A Tropical Storm Is Adding To Haiti’s Misery Following A Devastating Earthquake

Octavio Jones for NPR

Felina Manita and her husband Jean are building a temporary home out of sticks after losing their home in the earthquake on Saturday.

CÔTEAUX, Haiti — In this coastal town west of Les Cayes, 57 year old Kettly Rosier is now terrified to sleep inside her house. Thin black fissures snake up her walls. The concrete floor of her second story — which is the ceiling of her kitchen — is cracked.

For the first two nights after the quake, Rosier and many other residents slept out in the main street.

“We cannot stay inside because all the house have been cracked. All the people are afraid,” she says through an interpreter. “After the earthquake we felt some shaking – two or three times after. We are very afraid. So we just go and stay outside.”

And their fears are not unfounded. Haitian officials on Tuesday raised the official death toll to 1,941.

UNICEF estimates that more than 84,000 houses were damaged or destroyed in the quake and 1.2 million Haitians have been affected by the disaster.

To make matters worse for the tens of thousands of Haitians who lost their homes in the earthquake, heavy rain and winds from Tropical Storm Grace pummeled the region Monday night and much of the day on Tuesday.

The storm crossed directly over the quake-ravaged portion of the country.

Fierce winds whipped the palm trees from side to side and tore at tin roofs as the weather system which arrived as a tropical depression intensified into a tropical storm.

Rosier and several of her neighbors took shelter in a house that had minimal damage from the quake.

“This is worse than Matthew,” Rosier says, referring to Hurricane Matthew, which struck this part of Haiti as a Category 4 storm in 2016. At least then, Rosier says, people’s homes hadn’t all just been damaged by an earthquake.

She is so terrified to go inside her house that she’s moved her kitchen to a tin shack outside.

Rosier says she hopes to repair her house at least so she can move back in but doesn’t know how she’s going to pay to do that.

“I don’t know what’s going to happen in the next couple of days,” she says. “I have to go to the house of my friend to sleep. But she already has so many people inside the room, I don’t know how many days I can stay. I don’t know how long I will be in this situation.”

(Document layout detection data)
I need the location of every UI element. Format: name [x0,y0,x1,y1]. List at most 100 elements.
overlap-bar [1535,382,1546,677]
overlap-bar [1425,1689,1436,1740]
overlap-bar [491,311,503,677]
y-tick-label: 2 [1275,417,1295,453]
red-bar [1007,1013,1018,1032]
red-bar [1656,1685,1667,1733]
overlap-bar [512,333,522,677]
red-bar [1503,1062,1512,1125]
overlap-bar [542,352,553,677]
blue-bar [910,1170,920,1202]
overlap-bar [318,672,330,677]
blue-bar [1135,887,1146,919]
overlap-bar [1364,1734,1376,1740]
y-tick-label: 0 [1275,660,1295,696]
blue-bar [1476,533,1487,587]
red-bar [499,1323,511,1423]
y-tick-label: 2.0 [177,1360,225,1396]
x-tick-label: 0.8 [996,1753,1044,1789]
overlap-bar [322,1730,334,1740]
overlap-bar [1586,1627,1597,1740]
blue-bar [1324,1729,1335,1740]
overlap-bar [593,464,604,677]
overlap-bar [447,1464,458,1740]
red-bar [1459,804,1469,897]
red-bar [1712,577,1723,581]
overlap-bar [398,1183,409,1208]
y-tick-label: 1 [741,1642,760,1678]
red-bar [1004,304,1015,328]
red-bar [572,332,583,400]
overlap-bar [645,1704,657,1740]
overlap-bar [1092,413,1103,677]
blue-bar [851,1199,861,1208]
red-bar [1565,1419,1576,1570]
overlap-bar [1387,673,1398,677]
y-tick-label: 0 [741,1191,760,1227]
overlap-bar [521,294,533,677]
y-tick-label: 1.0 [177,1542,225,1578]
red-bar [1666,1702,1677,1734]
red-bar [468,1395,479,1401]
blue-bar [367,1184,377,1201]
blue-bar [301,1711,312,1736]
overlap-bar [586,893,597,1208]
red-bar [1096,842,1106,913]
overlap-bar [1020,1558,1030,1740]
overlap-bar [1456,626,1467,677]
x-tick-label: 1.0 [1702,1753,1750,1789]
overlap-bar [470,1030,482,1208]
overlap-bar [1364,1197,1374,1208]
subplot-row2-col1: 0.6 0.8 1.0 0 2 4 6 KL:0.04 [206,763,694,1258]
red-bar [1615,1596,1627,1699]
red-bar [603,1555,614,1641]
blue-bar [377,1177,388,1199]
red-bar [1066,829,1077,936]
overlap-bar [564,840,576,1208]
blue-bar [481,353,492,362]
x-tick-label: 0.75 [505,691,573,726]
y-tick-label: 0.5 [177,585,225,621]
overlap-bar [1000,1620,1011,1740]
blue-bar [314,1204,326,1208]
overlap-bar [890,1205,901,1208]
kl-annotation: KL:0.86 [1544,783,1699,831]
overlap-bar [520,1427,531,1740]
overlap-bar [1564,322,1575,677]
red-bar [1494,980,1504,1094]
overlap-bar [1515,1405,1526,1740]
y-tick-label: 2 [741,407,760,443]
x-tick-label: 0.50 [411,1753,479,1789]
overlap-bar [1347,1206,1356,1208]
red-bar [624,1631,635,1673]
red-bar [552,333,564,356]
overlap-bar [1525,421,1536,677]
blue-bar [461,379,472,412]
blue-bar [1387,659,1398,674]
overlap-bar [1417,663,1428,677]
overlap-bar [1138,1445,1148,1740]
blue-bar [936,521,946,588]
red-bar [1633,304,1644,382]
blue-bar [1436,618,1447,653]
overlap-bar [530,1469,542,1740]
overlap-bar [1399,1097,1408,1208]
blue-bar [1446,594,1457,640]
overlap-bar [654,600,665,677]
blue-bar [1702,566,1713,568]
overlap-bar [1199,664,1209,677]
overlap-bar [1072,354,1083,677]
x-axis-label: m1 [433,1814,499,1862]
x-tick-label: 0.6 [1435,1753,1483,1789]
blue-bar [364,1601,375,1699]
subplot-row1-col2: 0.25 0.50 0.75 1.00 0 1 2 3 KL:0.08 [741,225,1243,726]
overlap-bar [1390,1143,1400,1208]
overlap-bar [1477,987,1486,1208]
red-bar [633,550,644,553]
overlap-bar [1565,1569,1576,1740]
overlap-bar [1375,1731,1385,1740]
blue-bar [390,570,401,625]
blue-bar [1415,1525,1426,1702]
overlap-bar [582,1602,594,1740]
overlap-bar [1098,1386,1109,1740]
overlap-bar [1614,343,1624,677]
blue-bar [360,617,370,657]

ACTION ITEM: Please list every person named in the article about Haiti's earthquake and storm. This material stands apart from the article about Haiti's earthquake and storm.

TASK RESULT: Octavio Jones, Felina Manita, Jean, Kettly Rosier